#### [Given problem]
Update the lines starting with the one containing "Annotate this image: element" and going on through the one containing "489, 638, 572]", changing "paragraph" to "text-block" and leaving everything else the same. Give back only those lines.

#### [Records shown]

** BEGIN **

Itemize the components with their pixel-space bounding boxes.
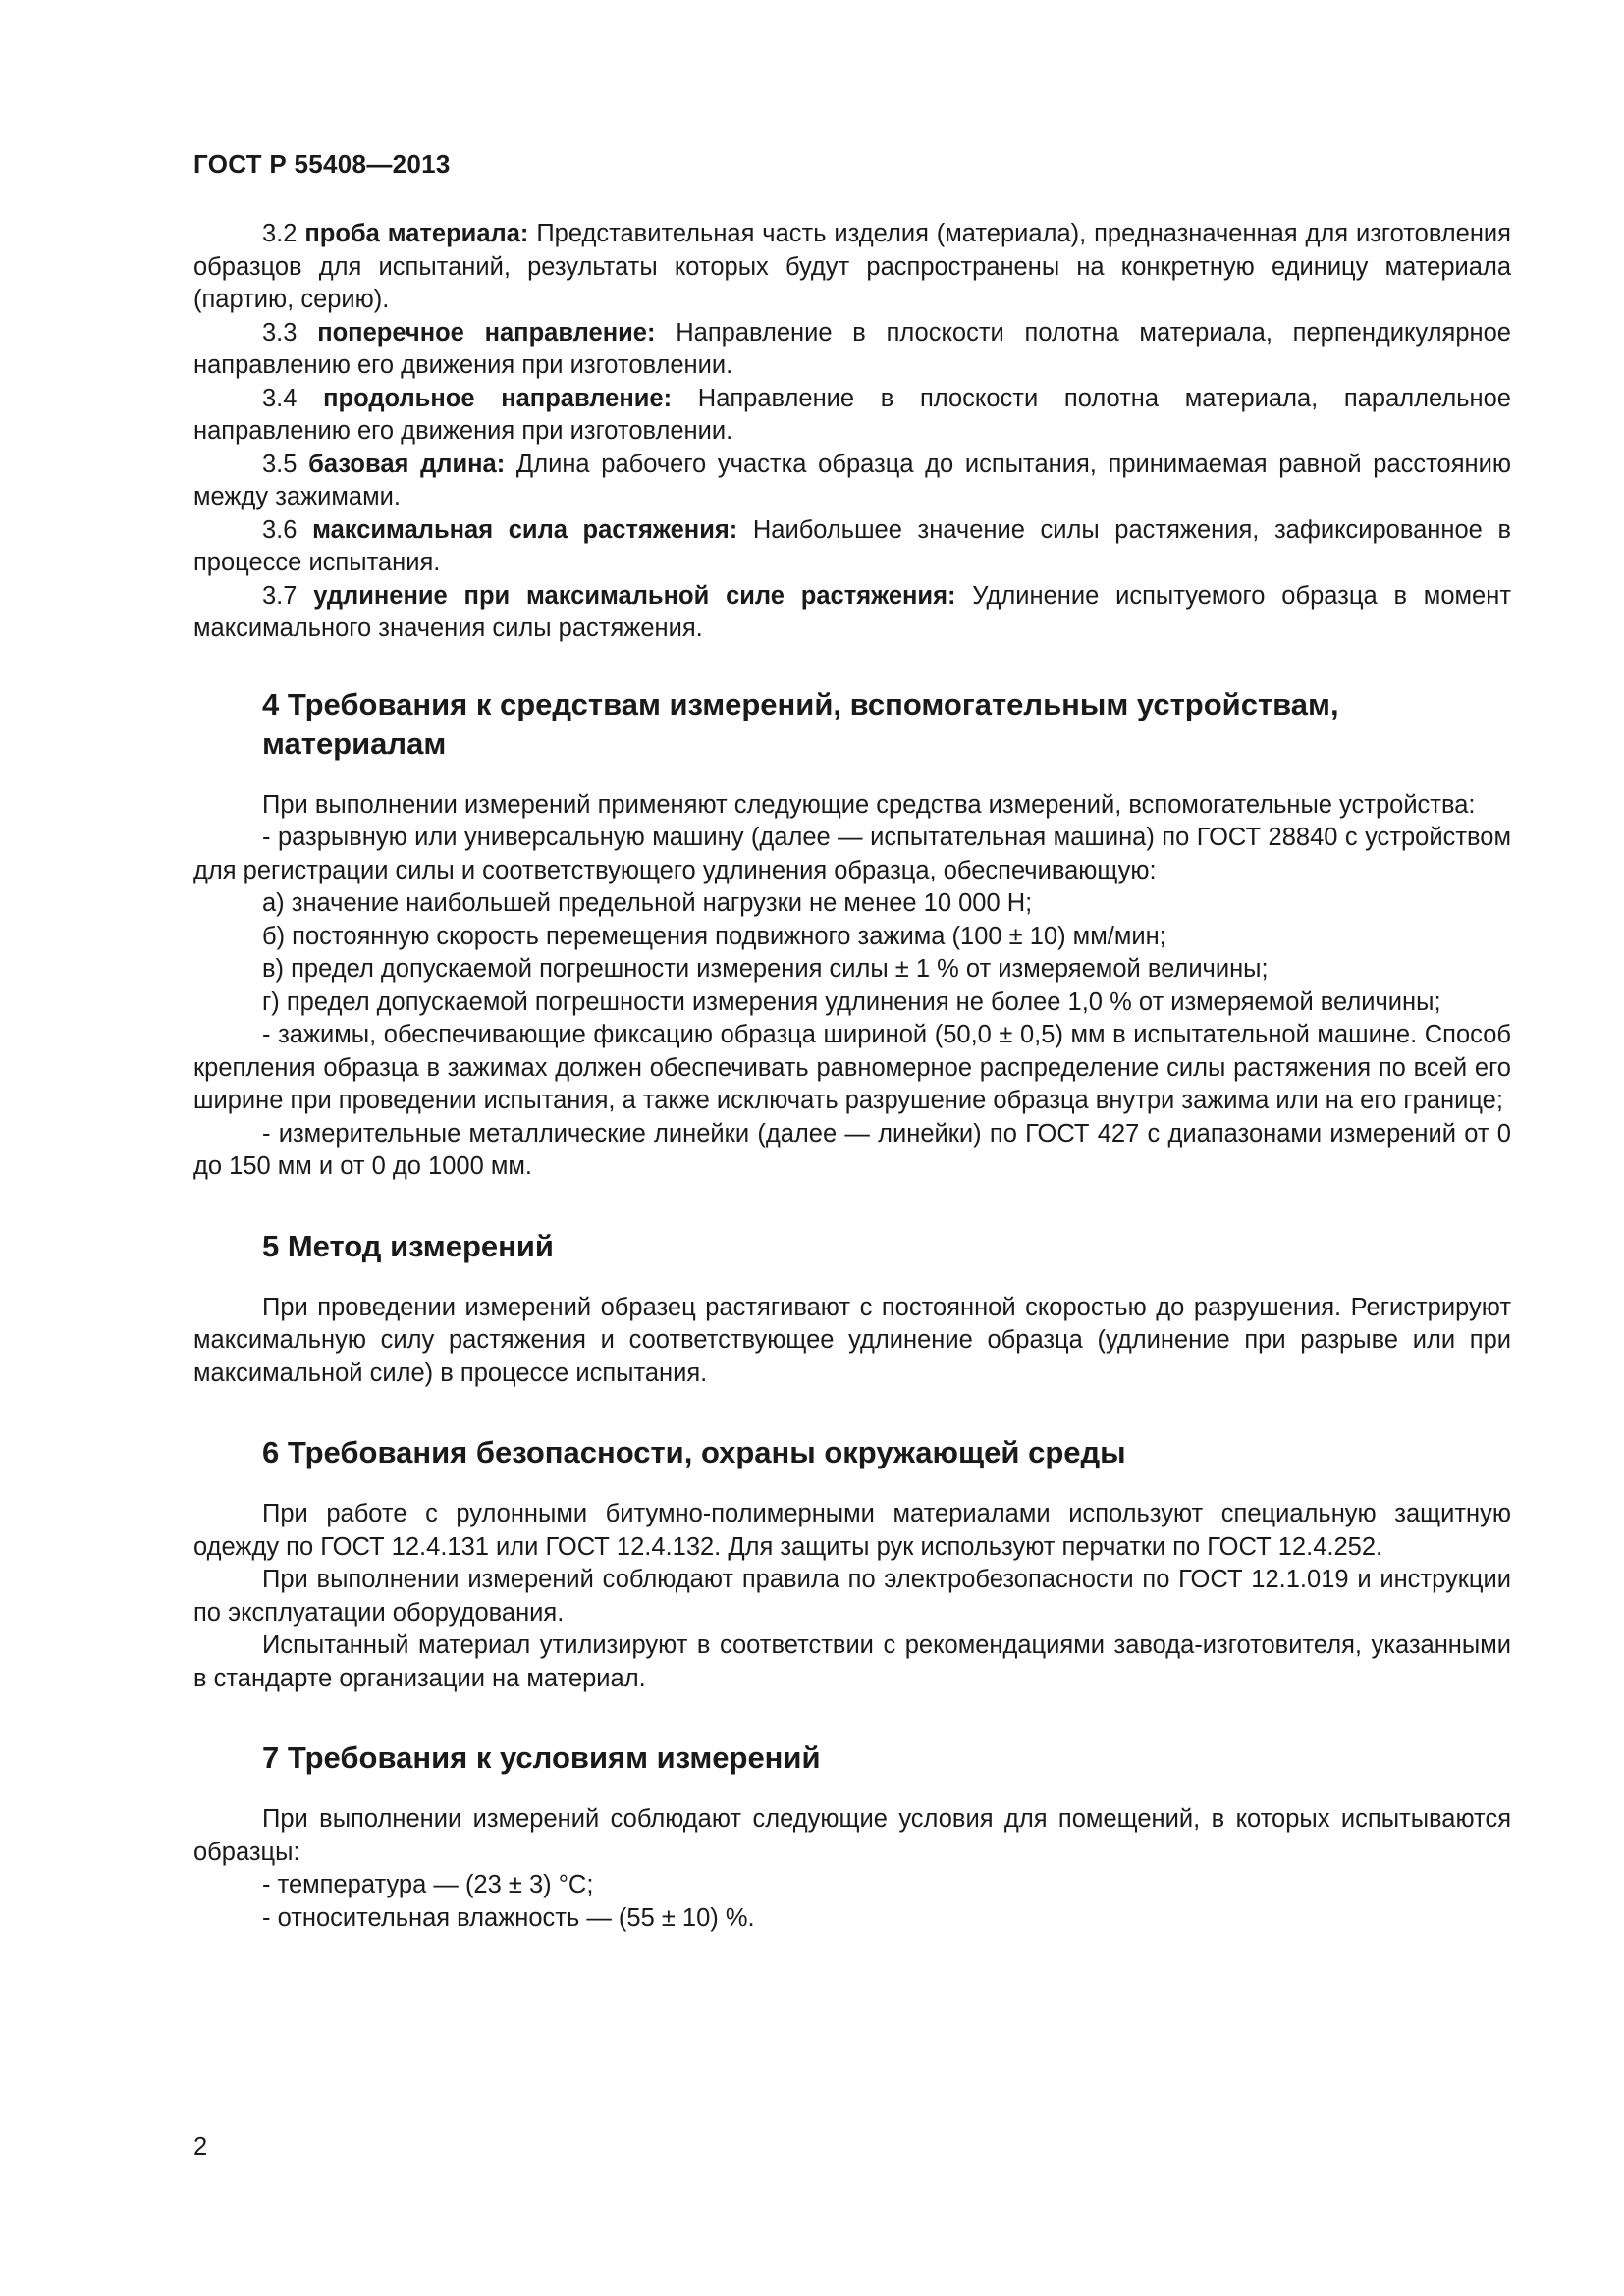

** END **
** BEGIN **

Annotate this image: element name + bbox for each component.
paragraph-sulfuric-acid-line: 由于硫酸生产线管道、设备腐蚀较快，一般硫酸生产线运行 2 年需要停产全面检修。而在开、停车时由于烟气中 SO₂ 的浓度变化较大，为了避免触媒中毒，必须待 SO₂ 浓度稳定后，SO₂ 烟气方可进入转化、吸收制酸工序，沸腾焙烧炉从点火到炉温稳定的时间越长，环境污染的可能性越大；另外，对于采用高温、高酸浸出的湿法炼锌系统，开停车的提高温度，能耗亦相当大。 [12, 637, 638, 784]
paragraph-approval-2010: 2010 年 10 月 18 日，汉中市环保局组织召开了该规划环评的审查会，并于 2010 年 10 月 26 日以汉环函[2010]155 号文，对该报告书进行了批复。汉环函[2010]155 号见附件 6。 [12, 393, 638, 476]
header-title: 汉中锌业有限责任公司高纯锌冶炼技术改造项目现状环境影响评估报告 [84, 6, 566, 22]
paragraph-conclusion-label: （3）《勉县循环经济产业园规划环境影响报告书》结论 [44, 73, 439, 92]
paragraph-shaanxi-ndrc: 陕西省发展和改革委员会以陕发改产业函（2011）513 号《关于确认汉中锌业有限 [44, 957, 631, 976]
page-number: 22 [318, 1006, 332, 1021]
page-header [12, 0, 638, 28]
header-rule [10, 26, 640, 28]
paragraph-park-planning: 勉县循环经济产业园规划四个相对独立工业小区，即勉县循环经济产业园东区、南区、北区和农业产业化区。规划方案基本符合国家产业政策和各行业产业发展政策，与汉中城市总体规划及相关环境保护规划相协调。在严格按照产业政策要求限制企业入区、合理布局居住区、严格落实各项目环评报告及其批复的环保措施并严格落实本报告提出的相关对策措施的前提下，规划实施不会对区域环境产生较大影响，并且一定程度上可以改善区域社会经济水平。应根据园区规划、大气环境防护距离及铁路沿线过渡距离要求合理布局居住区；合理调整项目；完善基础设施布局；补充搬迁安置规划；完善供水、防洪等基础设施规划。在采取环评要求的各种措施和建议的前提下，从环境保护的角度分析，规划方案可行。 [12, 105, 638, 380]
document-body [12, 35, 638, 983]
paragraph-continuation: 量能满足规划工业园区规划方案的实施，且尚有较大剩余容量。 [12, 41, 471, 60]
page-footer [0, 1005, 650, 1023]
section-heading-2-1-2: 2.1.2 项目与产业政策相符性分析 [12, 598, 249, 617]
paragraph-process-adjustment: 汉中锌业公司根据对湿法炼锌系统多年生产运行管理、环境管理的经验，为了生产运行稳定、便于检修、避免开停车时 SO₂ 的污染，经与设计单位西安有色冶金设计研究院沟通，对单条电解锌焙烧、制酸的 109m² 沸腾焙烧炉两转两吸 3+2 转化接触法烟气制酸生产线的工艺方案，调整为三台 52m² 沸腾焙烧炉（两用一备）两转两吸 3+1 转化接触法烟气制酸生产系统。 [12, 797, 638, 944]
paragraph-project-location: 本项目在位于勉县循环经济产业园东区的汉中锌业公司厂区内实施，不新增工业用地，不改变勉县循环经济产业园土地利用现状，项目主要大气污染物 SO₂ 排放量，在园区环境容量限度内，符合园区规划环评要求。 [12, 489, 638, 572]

** END **

#### [Full solution]
Annotate this image: element name + bbox for each component.
text-block-sulfuric-acid-line: 由于硫酸生产线管道、设备腐蚀较快，一般硫酸生产线运行 2 年需要停产全面检修。而在开、停车时由于烟气中 SO₂ 的浓度变化较大，为了避免触媒中毒，必须待 SO₂ 浓度稳定后，SO₂ 烟气方可进入转化、吸收制酸工序，沸腾焙烧炉从点火到炉温稳定的时间越长，环境污染的可能性越大；另外，对于采用高温、高酸浸出的湿法炼锌系统，开停车的提高温度，能耗亦相当大。 [12, 637, 638, 784]
text-block-approval-2010: 2010 年 10 月 18 日，汉中市环保局组织召开了该规划环评的审查会，并于 2010 年 10 月 26 日以汉环函[2010]155 号文，对该报告书进行了批复。汉环函[2010]155 号见附件 6。 [12, 393, 638, 476]
header-title: 汉中锌业有限责任公司高纯锌冶炼技术改造项目现状环境影响评估报告 [84, 6, 566, 22]
text-block-conclusion-label: （3）《勉县循环经济产业园规划环境影响报告书》结论 [44, 73, 439, 92]
text-block-shaanxi-ndrc: 陕西省发展和改革委员会以陕发改产业函（2011）513 号《关于确认汉中锌业有限 [44, 957, 631, 976]
page-number: 22 [318, 1006, 332, 1021]
page-header [12, 0, 638, 28]
header-rule [10, 26, 640, 28]
text-block-park-planning: 勉县循环经济产业园规划四个相对独立工业小区，即勉县循环经济产业园东区、南区、北区和农业产业化区。规划方案基本符合国家产业政策和各行业产业发展政策，与汉中城市总体规划及相关环境保护规划相协调。在严格按照产业政策要求限制企业入区、合理布局居住区、严格落实各项目环评报告及其批复的环保措施并严格落实本报告提出的相关对策措施的前提下，规划实施不会对区域环境产生较大影响，并且一定程度上可以改善区域社会经济水平。应根据园区规划、大气环境防护距离及铁路沿线过渡距离要求合理布局居住区；合理调整项目；完善基础设施布局；补充搬迁安置规划；完善供水、防洪等基础设施规划。在采取环评要求的各种措施和建议的前提下，从环境保护的角度分析，规划方案可行。 [12, 105, 638, 380]
document-body [12, 35, 638, 983]
text-block-continuation: 量能满足规划工业园区规划方案的实施，且尚有较大剩余容量。 [12, 41, 471, 60]
page-footer [0, 1005, 650, 1023]
section-heading-2-1-2: 2.1.2 项目与产业政策相符性分析 [12, 598, 249, 617]
text-block-process-adjustment: 汉中锌业公司根据对湿法炼锌系统多年生产运行管理、环境管理的经验，为了生产运行稳定、便于检修、避免开停车时 SO₂ 的污染，经与设计单位西安有色冶金设计研究院沟通，对单条电解锌焙烧、制酸的 109m² 沸腾焙烧炉两转两吸 3+2 转化接触法烟气制酸生产线的工艺方案，调整为三台 52m² 沸腾焙烧炉（两用一备）两转两吸 3+1 转化接触法烟气制酸生产系统。 [12, 797, 638, 944]
text-block-project-location: 本项目在位于勉县循环经济产业园东区的汉中锌业公司厂区内实施，不新增工业用地，不改变勉县循环经济产业园土地利用现状，项目主要大气污染物 SO₂ 排放量，在园区环境容量限度内，符合园区规划环评要求。 [12, 489, 638, 572]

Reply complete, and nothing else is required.